SHORT EXERCISE:
Identify the lines that contain the string "年X月X日出生" and copy all of them.

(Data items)
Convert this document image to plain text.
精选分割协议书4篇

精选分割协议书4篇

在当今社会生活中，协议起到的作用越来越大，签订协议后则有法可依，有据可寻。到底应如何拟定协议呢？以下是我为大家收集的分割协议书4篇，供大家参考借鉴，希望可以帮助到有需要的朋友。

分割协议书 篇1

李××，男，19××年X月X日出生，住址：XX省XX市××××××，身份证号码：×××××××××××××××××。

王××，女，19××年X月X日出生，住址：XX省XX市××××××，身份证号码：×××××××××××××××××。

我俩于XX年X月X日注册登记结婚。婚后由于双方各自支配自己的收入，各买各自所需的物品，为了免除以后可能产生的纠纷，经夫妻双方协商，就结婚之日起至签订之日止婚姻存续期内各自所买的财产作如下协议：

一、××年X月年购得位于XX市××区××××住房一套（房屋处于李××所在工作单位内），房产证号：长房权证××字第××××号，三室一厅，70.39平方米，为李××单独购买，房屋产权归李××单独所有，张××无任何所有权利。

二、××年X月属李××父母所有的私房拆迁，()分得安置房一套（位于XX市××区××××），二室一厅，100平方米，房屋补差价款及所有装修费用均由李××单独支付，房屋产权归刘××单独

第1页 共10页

EXERCISE RESPONSE:
李××，男，19××年X月X日出生，住址：XX省XX市××××××，身份证号码：×××××××××××××××××。
王××，女，19××年X月X日出生，住址：XX省XX市××××××，身份证号码：×××××××××××××××××。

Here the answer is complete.